EXERCISE AIM » Repeat the listing in full, exactly as it stands.

* * * * * * *

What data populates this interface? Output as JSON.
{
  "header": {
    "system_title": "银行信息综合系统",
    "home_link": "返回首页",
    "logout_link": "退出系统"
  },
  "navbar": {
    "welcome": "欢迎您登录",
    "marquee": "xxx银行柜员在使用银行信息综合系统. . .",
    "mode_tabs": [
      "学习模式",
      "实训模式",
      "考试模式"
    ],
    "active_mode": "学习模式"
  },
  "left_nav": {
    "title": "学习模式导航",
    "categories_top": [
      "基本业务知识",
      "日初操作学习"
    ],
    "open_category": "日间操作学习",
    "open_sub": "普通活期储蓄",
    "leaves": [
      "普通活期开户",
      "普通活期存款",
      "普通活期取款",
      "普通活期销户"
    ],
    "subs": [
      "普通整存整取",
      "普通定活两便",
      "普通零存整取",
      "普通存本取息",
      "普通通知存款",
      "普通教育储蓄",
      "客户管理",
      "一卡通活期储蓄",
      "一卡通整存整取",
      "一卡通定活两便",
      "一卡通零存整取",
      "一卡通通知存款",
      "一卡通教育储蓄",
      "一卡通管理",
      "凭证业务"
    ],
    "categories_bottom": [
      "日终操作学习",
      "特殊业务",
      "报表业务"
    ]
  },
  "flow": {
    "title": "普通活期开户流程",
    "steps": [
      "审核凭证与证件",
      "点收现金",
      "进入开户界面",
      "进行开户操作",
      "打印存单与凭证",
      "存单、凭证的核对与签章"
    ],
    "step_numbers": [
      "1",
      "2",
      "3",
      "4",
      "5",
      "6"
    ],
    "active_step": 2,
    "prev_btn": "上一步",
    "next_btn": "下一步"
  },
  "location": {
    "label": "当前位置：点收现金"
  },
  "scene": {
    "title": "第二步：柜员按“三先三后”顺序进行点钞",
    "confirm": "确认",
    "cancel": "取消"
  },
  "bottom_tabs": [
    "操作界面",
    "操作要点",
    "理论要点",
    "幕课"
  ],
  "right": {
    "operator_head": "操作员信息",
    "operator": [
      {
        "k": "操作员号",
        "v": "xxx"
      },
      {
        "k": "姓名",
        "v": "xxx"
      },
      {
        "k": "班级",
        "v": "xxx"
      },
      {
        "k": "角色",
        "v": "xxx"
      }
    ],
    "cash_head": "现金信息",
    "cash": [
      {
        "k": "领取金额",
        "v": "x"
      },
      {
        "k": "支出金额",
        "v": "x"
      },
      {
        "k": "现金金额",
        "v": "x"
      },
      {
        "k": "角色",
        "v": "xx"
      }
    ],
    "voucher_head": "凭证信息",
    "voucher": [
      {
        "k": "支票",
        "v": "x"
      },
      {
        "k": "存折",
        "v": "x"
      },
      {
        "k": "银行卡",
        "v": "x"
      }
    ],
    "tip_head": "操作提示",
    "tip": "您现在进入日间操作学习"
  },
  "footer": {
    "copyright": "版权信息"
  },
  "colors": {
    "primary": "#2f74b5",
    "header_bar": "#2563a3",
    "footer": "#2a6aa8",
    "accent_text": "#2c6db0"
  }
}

* * * * * * *

SOLUTION BELOW »
What data populates this interface? Output as JSON.
{
  "header": {
    "system_title": "银行信息综合系统",
    "home_link": "返回首页",
    "logout_link": "退出系统"
  },
  "navbar": {
    "welcome": "欢迎您登录",
    "marquee": "xxx银行柜员在使用银行信息综合系统. . .",
    "mode_tabs": [
      "学习模式",
      "实训模式",
      "考试模式"
    ],
    "active_mode": "学习模式"
  },
  "left_nav": {
    "title": "学习模式导航",
    "categories_top": [
      "基本业务知识",
      "日初操作学习"
    ],
    "open_category": "日间操作学习",
    "open_sub": "普通活期储蓄",
    "leaves": [
      "普通活期开户",
      "普通活期存款",
      "普通活期取款",
      "普通活期销户"
    ],
    "subs": [
      "普通整存整取",
      "普通定活两便",
      "普通零存整取",
      "普通存本取息",
      "普通通知存款",
      "普通教育储蓄",
      "客户管理",
      "一卡通活期储蓄",
      "一卡通整存整取",
      "一卡通定活两便",
      "一卡通零存整取",
      "一卡通通知存款",
      "一卡通教育储蓄",
      "一卡通管理",
      "凭证业务"
    ],
    "categories_bottom": [
      "日终操作学习",
      "特殊业务",
      "报表业务"
    ]
  },
  "flow": {
    "title": "普通活期开户流程",
    "steps": [
      "审核凭证与证件",
      "点收现金",
      "进入开户界面",
      "进行开户操作",
      "打印存单与凭证",
      "存单、凭证的核对与签章"
    ],
    "step_numbers": [
      "1",
      "2",
      "3",
      "4",
      "5",
      "6"
    ],
    "active_step": 2,
    "prev_btn": "上一步",
    "next_btn": "下一步"
  },
  "location": {
    "label": "当前位置：点收现金"
  },
  "scene": {
    "title": "第二步：柜员按“三先三后”顺序进行点钞",
    "confirm": "确认",
    "cancel": "取消"
  },
  "bottom_tabs": [
    "操作界面",
    "操作要点",
    "理论要点",
    "幕课"
  ],
  "right": {
    "operator_head": "操作员信息",
    "operator": [
      {
        "k": "操作员号",
        "v": "xxx"
      },
      {
        "k": "姓名",
        "v": "xxx"
      },
      {
        "k": "班级",
        "v": "xxx"
      },
      {
        "k": "角色",
        "v": "xxx"
      }
    ],
    "cash_head": "现金信息",
    "cash": [
      {
        "k": "领取金额",
        "v": "x"
      },
      {
        "k": "支出金额",
        "v": "x"
      },
      {
        "k": "现金金额",
        "v": "x"
      },
      {
        "k": "角色",
        "v": "xx"
      }
    ],
    "voucher_head": "凭证信息",
    "voucher": [
      {
        "k": "支票",
        "v": "x"
      },
      {
        "k": "存折",
        "v": "x"
      },
      {
        "k": "银行卡",
        "v": "x"
      }
    ],
    "tip_head": "操作提示",
    "tip": "您现在进入日间操作学习"
  },
  "footer": {
    "copyright": "版权信息"
  },
  "colors": {
    "primary": "#2f74b5",
    "header_bar": "#2563a3",
    "footer": "#2a6aa8",
    "accent_text": "#2c6db0"
  }
}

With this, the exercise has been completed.